Direction >>
Set down, in full, every record in the block.

Data to use >>
▬▬▬▬▬▬▬▬▬▬

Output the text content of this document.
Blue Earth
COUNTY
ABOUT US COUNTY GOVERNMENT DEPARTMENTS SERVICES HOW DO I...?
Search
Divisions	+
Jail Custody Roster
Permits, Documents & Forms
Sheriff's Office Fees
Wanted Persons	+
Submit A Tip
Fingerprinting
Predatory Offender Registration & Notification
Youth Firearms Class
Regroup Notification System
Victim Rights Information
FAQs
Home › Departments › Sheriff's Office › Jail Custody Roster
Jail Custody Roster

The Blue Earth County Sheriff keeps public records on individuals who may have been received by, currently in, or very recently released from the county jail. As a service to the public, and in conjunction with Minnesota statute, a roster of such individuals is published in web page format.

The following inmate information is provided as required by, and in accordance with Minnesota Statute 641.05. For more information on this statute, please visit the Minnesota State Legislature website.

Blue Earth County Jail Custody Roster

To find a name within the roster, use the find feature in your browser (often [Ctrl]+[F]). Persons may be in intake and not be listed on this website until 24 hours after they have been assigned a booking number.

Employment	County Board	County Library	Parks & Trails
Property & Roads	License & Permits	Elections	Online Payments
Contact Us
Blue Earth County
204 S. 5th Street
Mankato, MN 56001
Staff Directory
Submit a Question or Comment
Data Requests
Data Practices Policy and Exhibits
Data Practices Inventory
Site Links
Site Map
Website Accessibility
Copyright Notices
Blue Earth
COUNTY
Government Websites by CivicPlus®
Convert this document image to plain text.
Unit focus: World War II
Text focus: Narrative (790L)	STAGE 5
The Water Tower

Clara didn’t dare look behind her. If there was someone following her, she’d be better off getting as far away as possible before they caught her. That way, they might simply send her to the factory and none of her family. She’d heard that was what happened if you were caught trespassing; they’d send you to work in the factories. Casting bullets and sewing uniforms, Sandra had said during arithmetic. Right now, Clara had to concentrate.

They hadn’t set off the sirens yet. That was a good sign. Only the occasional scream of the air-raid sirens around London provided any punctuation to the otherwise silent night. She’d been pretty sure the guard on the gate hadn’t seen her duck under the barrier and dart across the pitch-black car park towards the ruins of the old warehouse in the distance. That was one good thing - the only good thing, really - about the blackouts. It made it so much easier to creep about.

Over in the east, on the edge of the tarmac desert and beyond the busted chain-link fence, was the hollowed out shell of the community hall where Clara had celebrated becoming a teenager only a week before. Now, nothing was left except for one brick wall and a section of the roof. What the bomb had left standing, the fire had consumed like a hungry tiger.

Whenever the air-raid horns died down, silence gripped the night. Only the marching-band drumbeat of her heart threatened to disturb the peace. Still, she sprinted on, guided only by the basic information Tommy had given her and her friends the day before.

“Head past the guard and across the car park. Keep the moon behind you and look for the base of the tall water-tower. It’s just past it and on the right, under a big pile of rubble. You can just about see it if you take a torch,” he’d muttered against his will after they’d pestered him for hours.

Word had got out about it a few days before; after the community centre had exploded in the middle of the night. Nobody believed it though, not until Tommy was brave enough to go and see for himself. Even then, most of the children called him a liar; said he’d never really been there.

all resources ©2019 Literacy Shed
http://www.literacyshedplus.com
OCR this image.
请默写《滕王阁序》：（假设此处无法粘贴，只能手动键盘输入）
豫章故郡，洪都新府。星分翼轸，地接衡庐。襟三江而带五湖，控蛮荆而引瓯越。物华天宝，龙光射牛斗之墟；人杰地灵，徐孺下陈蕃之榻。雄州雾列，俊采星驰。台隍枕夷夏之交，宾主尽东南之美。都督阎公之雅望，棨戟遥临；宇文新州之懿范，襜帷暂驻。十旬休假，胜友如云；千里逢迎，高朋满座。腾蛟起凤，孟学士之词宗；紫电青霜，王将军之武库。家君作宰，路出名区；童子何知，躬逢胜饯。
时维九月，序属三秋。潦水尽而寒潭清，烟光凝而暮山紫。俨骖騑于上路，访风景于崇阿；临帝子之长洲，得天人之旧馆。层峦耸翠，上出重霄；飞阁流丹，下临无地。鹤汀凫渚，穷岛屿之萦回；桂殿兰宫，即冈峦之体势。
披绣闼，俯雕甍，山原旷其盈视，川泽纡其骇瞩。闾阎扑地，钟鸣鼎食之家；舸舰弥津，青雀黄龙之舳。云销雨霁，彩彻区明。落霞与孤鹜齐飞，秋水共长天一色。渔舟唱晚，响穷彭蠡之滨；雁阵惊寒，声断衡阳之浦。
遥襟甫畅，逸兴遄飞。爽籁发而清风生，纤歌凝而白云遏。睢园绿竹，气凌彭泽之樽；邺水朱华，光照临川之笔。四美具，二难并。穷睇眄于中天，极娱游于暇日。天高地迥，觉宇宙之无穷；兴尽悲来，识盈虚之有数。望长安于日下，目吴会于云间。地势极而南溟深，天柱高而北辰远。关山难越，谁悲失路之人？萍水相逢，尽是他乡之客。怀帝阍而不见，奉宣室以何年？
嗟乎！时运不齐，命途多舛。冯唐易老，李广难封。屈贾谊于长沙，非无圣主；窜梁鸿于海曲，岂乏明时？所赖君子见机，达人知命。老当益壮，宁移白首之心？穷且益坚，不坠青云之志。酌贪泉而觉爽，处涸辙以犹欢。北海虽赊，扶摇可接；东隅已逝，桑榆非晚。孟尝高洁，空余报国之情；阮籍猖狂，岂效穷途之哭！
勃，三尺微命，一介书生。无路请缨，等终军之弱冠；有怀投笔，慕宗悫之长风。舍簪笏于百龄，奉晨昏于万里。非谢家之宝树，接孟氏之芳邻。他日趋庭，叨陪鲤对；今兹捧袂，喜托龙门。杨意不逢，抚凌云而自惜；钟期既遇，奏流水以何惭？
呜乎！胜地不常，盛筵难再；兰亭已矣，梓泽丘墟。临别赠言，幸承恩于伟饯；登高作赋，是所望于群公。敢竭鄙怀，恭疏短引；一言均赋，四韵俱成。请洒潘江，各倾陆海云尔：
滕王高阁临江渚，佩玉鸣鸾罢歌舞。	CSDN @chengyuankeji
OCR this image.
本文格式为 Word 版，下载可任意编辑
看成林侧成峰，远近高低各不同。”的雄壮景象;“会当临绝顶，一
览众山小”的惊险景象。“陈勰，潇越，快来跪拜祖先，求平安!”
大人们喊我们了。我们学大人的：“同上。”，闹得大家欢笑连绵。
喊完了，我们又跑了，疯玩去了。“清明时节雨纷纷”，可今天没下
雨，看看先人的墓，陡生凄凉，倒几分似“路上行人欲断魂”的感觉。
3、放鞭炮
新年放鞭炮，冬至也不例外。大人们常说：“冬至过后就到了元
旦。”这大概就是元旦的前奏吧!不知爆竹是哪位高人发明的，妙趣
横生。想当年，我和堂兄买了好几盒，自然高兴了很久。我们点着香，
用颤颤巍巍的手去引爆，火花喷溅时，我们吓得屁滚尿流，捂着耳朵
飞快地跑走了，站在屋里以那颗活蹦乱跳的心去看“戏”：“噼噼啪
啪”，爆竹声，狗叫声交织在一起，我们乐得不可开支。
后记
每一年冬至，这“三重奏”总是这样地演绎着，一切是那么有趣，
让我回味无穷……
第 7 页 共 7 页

▬▬▬▬▬▬▬▬▬▬

Exercise response >>
Output the text content of this document.
Blue Earth
COUNTY
ABOUT US COUNTY GOVERNMENT DEPARTMENTS SERVICES HOW DO I...?
Search
Divisions	+
Jail Custody Roster
Permits, Documents & Forms
Sheriff's Office Fees
Wanted Persons	+
Submit A Tip
Fingerprinting
Predatory Offender Registration & Notification
Youth Firearms Class
Regroup Notification System
Victim Rights Information
FAQs
Home › Departments › Sheriff's Office › Jail Custody Roster
Jail Custody Roster

The Blue Earth County Sheriff keeps public records on individuals who may have been received by, currently in, or very recently released from the county jail. As a service to the public, and in conjunction with Minnesota statute, a roster of such individuals is published in web page format.

The following inmate information is provided as required by, and in accordance with Minnesota Statute 641.05. For more information on this statute, please visit the Minnesota State Legislature website.

Blue Earth County Jail Custody Roster

To find a name within the roster, use the find feature in your browser (often [Ctrl]+[F]). Persons may be in intake and not be listed on this website until 24 hours after they have been assigned a booking number.

Employment	County Board	County Library	Parks & Trails
Property & Roads	License & Permits	Elections	Online Payments
Contact Us
Blue Earth County
204 S. 5th Street
Mankato, MN 56001
Staff Directory
Submit a Question or Comment
Data Requests
Data Practices Policy and Exhibits
Data Practices Inventory
Site Links
Site Map
Website Accessibility
Copyright Notices
Blue Earth
COUNTY
Government Websites by CivicPlus®
Convert this document image to plain text.
Unit focus: World War II
Text focus: Narrative (790L)	STAGE 5
The Water Tower

Clara didn’t dare look behind her. If there was someone following her, she’d be better off getting as far away as possible before they caught her. That way, they might simply send her to the factory and none of her family. She’d heard that was what happened if you were caught trespassing; they’d send you to work in the factories. Casting bullets and sewing uniforms, Sandra had said during arithmetic. Right now, Clara had to concentrate.

They hadn’t set off the sirens yet. That was a good sign. Only the occasional scream of the air-raid sirens around London provided any punctuation to the otherwise silent night. She’d been pretty sure the guard on the gate hadn’t seen her duck under the barrier and dart across the pitch-black car park towards the ruins of the old warehouse in the distance. That was one good thing - the only good thing, really - about the blackouts. It made it so much easier to creep about.

Over in the east, on the edge of the tarmac desert and beyond the busted chain-link fence, was the hollowed out shell of the community hall where Clara had celebrated becoming a teenager only a week before. Now, nothing was left except for one brick wall and a section of the roof. What the bomb had left standing, the fire had consumed like a hungry tiger.

Whenever the air-raid horns died down, silence gripped the night. Only the marching-band drumbeat of her heart threatened to disturb the peace. Still, she sprinted on, guided only by the basic information Tommy had given her and her friends the day before.

“Head past the guard and across the car park. Keep the moon behind you and look for the base of the tall water-tower. It’s just past it and on the right, under a big pile of rubble. You can just about see it if you take a torch,” he’d muttered against his will after they’d pestered him for hours.

Word had got out about it a few days before; after the community centre had exploded in the middle of the night. Nobody believed it though, not until Tommy was brave enough to go and see for himself. Even then, most of the children called him a liar; said he’d never really been there.

all resources ©2019 Literacy Shed
http://www.literacyshedplus.com
OCR this image.
请默写《滕王阁序》：（假设此处无法粘贴，只能手动键盘输入）
豫章故郡，洪都新府。星分翼轸，地接衡庐。襟三江而带五湖，控蛮荆而引瓯越。物华天宝，龙光射牛斗之墟；人杰地灵，徐孺下陈蕃之榻。雄州雾列，俊采星驰。台隍枕夷夏之交，宾主尽东南之美。都督阎公之雅望，棨戟遥临；宇文新州之懿范，襜帷暂驻。十旬休假，胜友如云；千里逢迎，高朋满座。腾蛟起凤，孟学士之词宗；紫电青霜，王将军之武库。家君作宰，路出名区；童子何知，躬逢胜饯。
时维九月，序属三秋。潦水尽而寒潭清，烟光凝而暮山紫。俨骖騑于上路，访风景于崇阿；临帝子之长洲，得天人之旧馆。层峦耸翠，上出重霄；飞阁流丹，下临无地。鹤汀凫渚，穷岛屿之萦回；桂殿兰宫，即冈峦之体势。
披绣闼，俯雕甍，山原旷其盈视，川泽纡其骇瞩。闾阎扑地，钟鸣鼎食之家；舸舰弥津，青雀黄龙之舳。云销雨霁，彩彻区明。落霞与孤鹜齐飞，秋水共长天一色。渔舟唱晚，响穷彭蠡之滨；雁阵惊寒，声断衡阳之浦。
遥襟甫畅，逸兴遄飞。爽籁发而清风生，纤歌凝而白云遏。睢园绿竹，气凌彭泽之樽；邺水朱华，光照临川之笔。四美具，二难并。穷睇眄于中天，极娱游于暇日。天高地迥，觉宇宙之无穷；兴尽悲来，识盈虚之有数。望长安于日下，目吴会于云间。地势极而南溟深，天柱高而北辰远。关山难越，谁悲失路之人？萍水相逢，尽是他乡之客。怀帝阍而不见，奉宣室以何年？
嗟乎！时运不齐，命途多舛。冯唐易老，李广难封。屈贾谊于长沙，非无圣主；窜梁鸿于海曲，岂乏明时？所赖君子见机，达人知命。老当益壮，宁移白首之心？穷且益坚，不坠青云之志。酌贪泉而觉爽，处涸辙以犹欢。北海虽赊，扶摇可接；东隅已逝，桑榆非晚。孟尝高洁，空余报国之情；阮籍猖狂，岂效穷途之哭！
勃，三尺微命，一介书生。无路请缨，等终军之弱冠；有怀投笔，慕宗悫之长风。舍簪笏于百龄，奉晨昏于万里。非谢家之宝树，接孟氏之芳邻。他日趋庭，叨陪鲤对；今兹捧袂，喜托龙门。杨意不逢，抚凌云而自惜；钟期既遇，奏流水以何惭？
呜乎！胜地不常，盛筵难再；兰亭已矣，梓泽丘墟。临别赠言，幸承恩于伟饯；登高作赋，是所望于群公。敢竭鄙怀，恭疏短引；一言均赋，四韵俱成。请洒潘江，各倾陆海云尔：
滕王高阁临江渚，佩玉鸣鸾罢歌舞。	CSDN @chengyuankeji
OCR this image.
本文格式为 Word 版，下载可任意编辑
看成林侧成峰，远近高低各不同。”的雄壮景象;“会当临绝顶，一
览众山小”的惊险景象。“陈勰，潇越，快来跪拜祖先，求平安!”
大人们喊我们了。我们学大人的：“同上。”，闹得大家欢笑连绵。
喊完了，我们又跑了，疯玩去了。“清明时节雨纷纷”，可今天没下
雨，看看先人的墓，陡生凄凉，倒几分似“路上行人欲断魂”的感觉。
3、放鞭炮
新年放鞭炮，冬至也不例外。大人们常说：“冬至过后就到了元
旦。”这大概就是元旦的前奏吧!不知爆竹是哪位高人发明的，妙趣
横生。想当年，我和堂兄买了好几盒，自然高兴了很久。我们点着香，
用颤颤巍巍的手去引爆，火花喷溅时，我们吓得屁滚尿流，捂着耳朵
飞快地跑走了，站在屋里以那颗活蹦乱跳的心去看“戏”：“噼噼啪
啪”，爆竹声，狗叫声交织在一起，我们乐得不可开支。
后记
每一年冬至，这“三重奏”总是这样地演绎着，一切是那么有趣，
让我回味无穷……
第 7 页 共 7 页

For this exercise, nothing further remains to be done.